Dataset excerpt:
┏━━
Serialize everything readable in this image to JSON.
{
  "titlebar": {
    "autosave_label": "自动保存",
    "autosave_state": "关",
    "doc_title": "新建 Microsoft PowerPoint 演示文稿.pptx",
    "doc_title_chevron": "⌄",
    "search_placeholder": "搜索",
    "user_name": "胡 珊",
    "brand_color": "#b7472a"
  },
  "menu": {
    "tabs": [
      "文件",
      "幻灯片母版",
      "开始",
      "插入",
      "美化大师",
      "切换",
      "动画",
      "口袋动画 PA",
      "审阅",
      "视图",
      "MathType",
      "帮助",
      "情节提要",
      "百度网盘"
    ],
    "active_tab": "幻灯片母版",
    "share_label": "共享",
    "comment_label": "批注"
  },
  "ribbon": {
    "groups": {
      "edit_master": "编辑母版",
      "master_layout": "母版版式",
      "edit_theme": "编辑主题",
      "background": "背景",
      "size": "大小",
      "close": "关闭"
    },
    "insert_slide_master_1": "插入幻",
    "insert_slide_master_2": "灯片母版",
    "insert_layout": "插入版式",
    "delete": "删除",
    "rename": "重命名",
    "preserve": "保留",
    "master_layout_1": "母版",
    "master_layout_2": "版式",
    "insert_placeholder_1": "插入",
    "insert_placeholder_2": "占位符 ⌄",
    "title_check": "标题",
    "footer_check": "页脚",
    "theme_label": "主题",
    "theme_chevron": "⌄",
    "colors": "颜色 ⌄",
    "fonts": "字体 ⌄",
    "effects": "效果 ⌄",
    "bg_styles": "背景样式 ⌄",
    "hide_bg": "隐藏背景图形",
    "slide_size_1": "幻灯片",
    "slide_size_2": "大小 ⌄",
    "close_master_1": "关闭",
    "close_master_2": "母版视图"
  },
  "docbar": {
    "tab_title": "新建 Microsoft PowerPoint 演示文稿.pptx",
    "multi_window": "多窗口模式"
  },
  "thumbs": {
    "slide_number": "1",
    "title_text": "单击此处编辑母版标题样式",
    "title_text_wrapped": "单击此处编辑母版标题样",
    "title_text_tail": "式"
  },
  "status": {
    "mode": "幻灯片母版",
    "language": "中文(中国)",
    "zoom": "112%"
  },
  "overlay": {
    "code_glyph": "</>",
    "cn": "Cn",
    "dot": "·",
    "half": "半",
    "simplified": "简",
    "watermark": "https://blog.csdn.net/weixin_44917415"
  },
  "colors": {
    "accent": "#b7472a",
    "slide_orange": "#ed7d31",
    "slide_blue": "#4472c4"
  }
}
┗━━
Problem statement:
Every entry above needs to be quoted exactly.

Full response:
Serialize everything readable in this image to JSON.
{
  "titlebar": {
    "autosave_label": "自动保存",
    "autosave_state": "关",
    "doc_title": "新建 Microsoft PowerPoint 演示文稿.pptx",
    "doc_title_chevron": "⌄",
    "search_placeholder": "搜索",
    "user_name": "胡 珊",
    "brand_color": "#b7472a"
  },
  "menu": {
    "tabs": [
      "文件",
      "幻灯片母版",
      "开始",
      "插入",
      "美化大师",
      "切换",
      "动画",
      "口袋动画 PA",
      "审阅",
      "视图",
      "MathType",
      "帮助",
      "情节提要",
      "百度网盘"
    ],
    "active_tab": "幻灯片母版",
    "share_label": "共享",
    "comment_label": "批注"
  },
  "ribbon": {
    "groups": {
      "edit_master": "编辑母版",
      "master_layout": "母版版式",
      "edit_theme": "编辑主题",
      "background": "背景",
      "size": "大小",
      "close": "关闭"
    },
    "insert_slide_master_1": "插入幻",
    "insert_slide_master_2": "灯片母版",
    "insert_layout": "插入版式",
    "delete": "删除",
    "rename": "重命名",
    "preserve": "保留",
    "master_layout_1": "母版",
    "master_layout_2": "版式",
    "insert_placeholder_1": "插入",
    "insert_placeholder_2": "占位符 ⌄",
    "title_check": "标题",
    "footer_check": "页脚",
    "theme_label": "主题",
    "theme_chevron": "⌄",
    "colors": "颜色 ⌄",
    "fonts": "字体 ⌄",
    "effects": "效果 ⌄",
    "bg_styles": "背景样式 ⌄",
    "hide_bg": "隐藏背景图形",
    "slide_size_1": "幻灯片",
    "slide_size_2": "大小 ⌄",
    "close_master_1": "关闭",
    "close_master_2": "母版视图"
  },
  "docbar": {
    "tab_title": "新建 Microsoft PowerPoint 演示文稿.pptx",
    "multi_window": "多窗口模式"
  },
  "thumbs": {
    "slide_number": "1",
    "title_text": "单击此处编辑母版标题样式",
    "title_text_wrapped": "单击此处编辑母版标题样",
    "title_text_tail": "式"
  },
  "status": {
    "mode": "幻灯片母版",
    "language": "中文(中国)",
    "zoom": "112%"
  },
  "overlay": {
    "code_glyph": "</>",
    "cn": "Cn",
    "dot": "·",
    "half": "半",
    "simplified": "简",
    "watermark": "https://blog.csdn.net/weixin_44917415"
  },
  "colors": {
    "accent": "#b7472a",
    "slide_orange": "#ed7d31",
    "slide_blue": "#4472c4"
  }
}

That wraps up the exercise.